** Begin Listed entries **
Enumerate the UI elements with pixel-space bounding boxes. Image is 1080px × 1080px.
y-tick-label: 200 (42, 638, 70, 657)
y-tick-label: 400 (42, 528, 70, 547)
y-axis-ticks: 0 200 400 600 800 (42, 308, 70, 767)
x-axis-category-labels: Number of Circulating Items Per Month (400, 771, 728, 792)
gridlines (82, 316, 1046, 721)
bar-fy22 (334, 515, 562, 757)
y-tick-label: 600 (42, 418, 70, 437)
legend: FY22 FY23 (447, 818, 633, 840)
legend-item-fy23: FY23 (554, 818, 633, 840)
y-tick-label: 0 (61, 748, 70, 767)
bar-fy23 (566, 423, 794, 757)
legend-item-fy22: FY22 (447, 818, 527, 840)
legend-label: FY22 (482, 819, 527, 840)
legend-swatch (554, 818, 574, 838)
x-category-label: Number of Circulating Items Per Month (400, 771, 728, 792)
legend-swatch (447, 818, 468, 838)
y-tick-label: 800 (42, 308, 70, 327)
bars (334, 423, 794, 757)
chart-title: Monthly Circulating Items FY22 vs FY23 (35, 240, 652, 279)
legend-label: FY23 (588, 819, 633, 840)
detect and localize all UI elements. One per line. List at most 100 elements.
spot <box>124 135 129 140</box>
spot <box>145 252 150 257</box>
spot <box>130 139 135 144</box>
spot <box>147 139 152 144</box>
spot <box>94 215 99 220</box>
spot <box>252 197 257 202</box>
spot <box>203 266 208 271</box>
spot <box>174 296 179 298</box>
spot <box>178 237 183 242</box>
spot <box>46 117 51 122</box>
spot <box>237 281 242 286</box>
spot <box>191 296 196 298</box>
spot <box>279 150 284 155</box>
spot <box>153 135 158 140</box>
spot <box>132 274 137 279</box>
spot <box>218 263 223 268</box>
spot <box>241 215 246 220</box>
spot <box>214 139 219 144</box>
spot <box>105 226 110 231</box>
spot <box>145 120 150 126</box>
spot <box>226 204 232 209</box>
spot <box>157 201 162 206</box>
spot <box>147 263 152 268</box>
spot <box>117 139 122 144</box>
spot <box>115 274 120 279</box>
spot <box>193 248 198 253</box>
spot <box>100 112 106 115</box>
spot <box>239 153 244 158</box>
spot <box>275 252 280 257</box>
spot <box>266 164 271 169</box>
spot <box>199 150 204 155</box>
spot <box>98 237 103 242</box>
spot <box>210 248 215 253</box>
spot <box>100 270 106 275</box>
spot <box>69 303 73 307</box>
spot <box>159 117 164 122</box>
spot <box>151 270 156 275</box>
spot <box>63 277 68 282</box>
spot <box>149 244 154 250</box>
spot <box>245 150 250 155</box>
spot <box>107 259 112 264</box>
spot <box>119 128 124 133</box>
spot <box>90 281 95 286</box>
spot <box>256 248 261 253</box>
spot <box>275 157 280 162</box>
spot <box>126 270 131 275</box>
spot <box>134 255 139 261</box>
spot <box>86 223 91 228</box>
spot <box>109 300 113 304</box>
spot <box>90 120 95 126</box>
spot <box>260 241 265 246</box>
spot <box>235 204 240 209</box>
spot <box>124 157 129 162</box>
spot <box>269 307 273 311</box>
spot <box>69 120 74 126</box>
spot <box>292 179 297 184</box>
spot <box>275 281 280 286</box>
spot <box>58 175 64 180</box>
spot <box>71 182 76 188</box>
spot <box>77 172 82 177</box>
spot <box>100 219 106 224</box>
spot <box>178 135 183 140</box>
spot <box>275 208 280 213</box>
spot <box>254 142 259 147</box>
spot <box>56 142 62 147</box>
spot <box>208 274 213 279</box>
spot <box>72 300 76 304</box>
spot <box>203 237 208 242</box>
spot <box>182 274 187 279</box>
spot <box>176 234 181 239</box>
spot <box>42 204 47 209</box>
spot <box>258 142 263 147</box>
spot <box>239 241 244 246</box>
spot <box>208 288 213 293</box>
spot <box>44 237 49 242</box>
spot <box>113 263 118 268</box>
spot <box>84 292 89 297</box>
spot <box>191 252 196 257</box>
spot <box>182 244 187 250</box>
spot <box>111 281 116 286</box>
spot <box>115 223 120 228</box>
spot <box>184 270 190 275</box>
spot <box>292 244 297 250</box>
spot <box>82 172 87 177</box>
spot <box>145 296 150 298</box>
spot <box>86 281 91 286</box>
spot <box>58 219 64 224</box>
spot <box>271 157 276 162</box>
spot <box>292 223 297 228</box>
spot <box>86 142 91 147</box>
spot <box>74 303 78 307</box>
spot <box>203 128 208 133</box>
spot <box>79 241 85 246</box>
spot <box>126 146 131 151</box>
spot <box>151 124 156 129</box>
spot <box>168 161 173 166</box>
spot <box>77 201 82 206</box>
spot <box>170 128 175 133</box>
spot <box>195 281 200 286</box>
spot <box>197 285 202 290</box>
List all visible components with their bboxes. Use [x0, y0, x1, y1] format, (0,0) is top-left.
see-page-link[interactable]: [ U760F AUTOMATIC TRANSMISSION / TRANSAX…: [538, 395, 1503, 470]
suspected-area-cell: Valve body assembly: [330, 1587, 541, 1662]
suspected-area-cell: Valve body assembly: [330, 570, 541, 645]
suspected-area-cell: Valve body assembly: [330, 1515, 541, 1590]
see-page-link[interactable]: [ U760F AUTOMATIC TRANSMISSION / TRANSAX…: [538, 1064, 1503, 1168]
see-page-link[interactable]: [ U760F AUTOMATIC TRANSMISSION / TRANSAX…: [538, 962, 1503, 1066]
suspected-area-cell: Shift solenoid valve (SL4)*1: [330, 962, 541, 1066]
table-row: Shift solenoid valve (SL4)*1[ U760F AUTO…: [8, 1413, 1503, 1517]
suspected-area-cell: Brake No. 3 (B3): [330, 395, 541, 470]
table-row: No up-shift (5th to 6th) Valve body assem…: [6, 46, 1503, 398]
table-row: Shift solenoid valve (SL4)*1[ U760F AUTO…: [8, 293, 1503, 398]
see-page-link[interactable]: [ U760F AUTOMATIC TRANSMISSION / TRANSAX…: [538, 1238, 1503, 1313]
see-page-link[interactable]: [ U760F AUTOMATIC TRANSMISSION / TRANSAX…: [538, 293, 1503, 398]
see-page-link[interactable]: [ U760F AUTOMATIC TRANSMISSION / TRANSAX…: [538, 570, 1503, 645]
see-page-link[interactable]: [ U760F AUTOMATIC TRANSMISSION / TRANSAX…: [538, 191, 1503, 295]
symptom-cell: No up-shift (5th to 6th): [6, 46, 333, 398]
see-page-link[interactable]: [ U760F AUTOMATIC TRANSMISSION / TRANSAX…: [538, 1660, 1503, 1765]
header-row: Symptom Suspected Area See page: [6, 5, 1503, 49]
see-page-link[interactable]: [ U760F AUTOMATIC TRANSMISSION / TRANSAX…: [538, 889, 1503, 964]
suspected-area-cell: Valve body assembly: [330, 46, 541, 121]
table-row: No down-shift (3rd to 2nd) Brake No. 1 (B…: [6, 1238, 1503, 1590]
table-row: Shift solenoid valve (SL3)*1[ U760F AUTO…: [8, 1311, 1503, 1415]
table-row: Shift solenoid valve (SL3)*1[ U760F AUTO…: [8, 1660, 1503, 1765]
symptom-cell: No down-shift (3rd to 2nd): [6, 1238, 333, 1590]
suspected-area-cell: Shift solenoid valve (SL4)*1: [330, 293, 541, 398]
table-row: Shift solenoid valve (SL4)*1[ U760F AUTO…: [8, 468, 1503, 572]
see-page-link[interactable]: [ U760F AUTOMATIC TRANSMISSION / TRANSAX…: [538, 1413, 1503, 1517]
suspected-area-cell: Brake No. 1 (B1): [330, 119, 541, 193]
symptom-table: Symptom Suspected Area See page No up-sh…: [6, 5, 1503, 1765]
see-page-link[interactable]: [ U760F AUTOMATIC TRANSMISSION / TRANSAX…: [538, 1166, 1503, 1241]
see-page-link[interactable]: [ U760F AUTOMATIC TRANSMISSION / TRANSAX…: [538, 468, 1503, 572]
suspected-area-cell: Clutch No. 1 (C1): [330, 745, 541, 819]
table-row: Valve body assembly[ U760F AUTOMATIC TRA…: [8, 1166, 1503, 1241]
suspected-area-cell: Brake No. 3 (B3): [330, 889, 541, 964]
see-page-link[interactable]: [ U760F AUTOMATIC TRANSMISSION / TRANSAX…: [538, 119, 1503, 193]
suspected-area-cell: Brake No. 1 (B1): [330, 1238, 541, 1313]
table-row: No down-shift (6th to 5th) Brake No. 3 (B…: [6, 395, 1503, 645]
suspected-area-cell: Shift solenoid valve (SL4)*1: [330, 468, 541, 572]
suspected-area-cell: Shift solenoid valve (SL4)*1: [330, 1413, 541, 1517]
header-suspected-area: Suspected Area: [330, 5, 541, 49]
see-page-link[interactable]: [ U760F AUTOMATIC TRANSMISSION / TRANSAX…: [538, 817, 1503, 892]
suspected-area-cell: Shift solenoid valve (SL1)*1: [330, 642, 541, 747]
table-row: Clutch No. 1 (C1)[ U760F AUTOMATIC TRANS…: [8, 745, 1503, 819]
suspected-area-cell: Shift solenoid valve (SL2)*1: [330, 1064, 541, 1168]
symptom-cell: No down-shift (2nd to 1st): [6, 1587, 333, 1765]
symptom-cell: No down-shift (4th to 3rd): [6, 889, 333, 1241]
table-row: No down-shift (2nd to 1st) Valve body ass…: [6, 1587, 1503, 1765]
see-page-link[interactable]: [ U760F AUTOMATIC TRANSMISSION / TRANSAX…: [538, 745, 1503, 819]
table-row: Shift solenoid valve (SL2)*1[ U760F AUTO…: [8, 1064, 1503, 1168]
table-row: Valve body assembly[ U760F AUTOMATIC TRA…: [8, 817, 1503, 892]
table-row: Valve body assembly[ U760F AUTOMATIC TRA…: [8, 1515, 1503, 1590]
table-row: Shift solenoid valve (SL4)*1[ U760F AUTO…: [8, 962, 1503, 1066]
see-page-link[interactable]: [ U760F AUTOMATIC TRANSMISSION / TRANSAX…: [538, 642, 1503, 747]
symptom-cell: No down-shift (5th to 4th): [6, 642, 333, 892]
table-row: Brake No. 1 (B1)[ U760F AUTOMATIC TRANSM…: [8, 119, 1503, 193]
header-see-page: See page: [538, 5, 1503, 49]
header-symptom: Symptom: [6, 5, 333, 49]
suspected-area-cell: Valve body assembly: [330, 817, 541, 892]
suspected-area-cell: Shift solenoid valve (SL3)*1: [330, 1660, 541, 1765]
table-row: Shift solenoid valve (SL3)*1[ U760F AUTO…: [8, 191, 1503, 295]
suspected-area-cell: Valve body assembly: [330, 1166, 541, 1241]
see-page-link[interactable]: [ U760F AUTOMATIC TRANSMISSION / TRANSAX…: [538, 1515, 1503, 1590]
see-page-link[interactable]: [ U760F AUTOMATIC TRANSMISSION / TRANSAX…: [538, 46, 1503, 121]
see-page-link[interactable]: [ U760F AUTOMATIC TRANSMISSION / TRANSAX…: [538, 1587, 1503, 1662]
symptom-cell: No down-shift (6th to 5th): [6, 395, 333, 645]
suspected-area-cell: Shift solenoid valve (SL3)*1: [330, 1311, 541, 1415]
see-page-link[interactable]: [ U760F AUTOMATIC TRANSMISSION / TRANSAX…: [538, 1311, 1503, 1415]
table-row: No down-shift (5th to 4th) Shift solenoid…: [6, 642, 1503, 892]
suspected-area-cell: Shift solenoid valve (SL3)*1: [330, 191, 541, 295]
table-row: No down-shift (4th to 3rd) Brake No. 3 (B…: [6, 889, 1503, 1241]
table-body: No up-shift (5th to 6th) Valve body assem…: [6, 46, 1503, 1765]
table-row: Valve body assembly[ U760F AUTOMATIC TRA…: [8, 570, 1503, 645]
** End Listed entries **
Copy out the entries from the first line through the line holding "spot <box>107 259 112 264</box>", inclusive, matching each character and line break.

Enumerate the UI elements with pixel-space bounding boxes. Image is 1080px × 1080px.
y-tick-label: 200 (42, 638, 70, 657)
y-tick-label: 400 (42, 528, 70, 547)
y-axis-ticks: 0 200 400 600 800 (42, 308, 70, 767)
x-axis-category-labels: Number of Circulating Items Per Month (400, 771, 728, 792)
gridlines (82, 316, 1046, 721)
bar-fy22 (334, 515, 562, 757)
y-tick-label: 600 (42, 418, 70, 437)
legend: FY22 FY23 (447, 818, 633, 840)
legend-item-fy23: FY23 (554, 818, 633, 840)
y-tick-label: 0 (61, 748, 70, 767)
bar-fy23 (566, 423, 794, 757)
legend-item-fy22: FY22 (447, 818, 527, 840)
legend-label: FY22 (482, 819, 527, 840)
legend-swatch (554, 818, 574, 838)
x-category-label: Number of Circulating Items Per Month (400, 771, 728, 792)
legend-swatch (447, 818, 468, 838)
y-tick-label: 800 (42, 308, 70, 327)
bars (334, 423, 794, 757)
chart-title: Monthly Circulating Items FY22 vs FY23 (35, 240, 652, 279)
legend-label: FY23 (588, 819, 633, 840)
detect and localize all UI elements. One per line. List at most 100 elements.
spot <box>124 135 129 140</box>
spot <box>145 252 150 257</box>
spot <box>130 139 135 144</box>
spot <box>147 139 152 144</box>
spot <box>94 215 99 220</box>
spot <box>252 197 257 202</box>
spot <box>203 266 208 271</box>
spot <box>174 296 179 298</box>
spot <box>178 237 183 242</box>
spot <box>46 117 51 122</box>
spot <box>237 281 242 286</box>
spot <box>191 296 196 298</box>
spot <box>279 150 284 155</box>
spot <box>153 135 158 140</box>
spot <box>132 274 137 279</box>
spot <box>218 263 223 268</box>
spot <box>241 215 246 220</box>
spot <box>214 139 219 144</box>
spot <box>105 226 110 231</box>
spot <box>145 120 150 126</box>
spot <box>226 204 232 209</box>
spot <box>157 201 162 206</box>
spot <box>147 263 152 268</box>
spot <box>117 139 122 144</box>
spot <box>115 274 120 279</box>
spot <box>193 248 198 253</box>
spot <box>100 112 106 115</box>
spot <box>239 153 244 158</box>
spot <box>275 252 280 257</box>
spot <box>266 164 271 169</box>
spot <box>199 150 204 155</box>
spot <box>98 237 103 242</box>
spot <box>210 248 215 253</box>
spot <box>100 270 106 275</box>
spot <box>69 303 73 307</box>
spot <box>159 117 164 122</box>
spot <box>151 270 156 275</box>
spot <box>63 277 68 282</box>
spot <box>149 244 154 250</box>
spot <box>245 150 250 155</box>
spot <box>107 259 112 264</box>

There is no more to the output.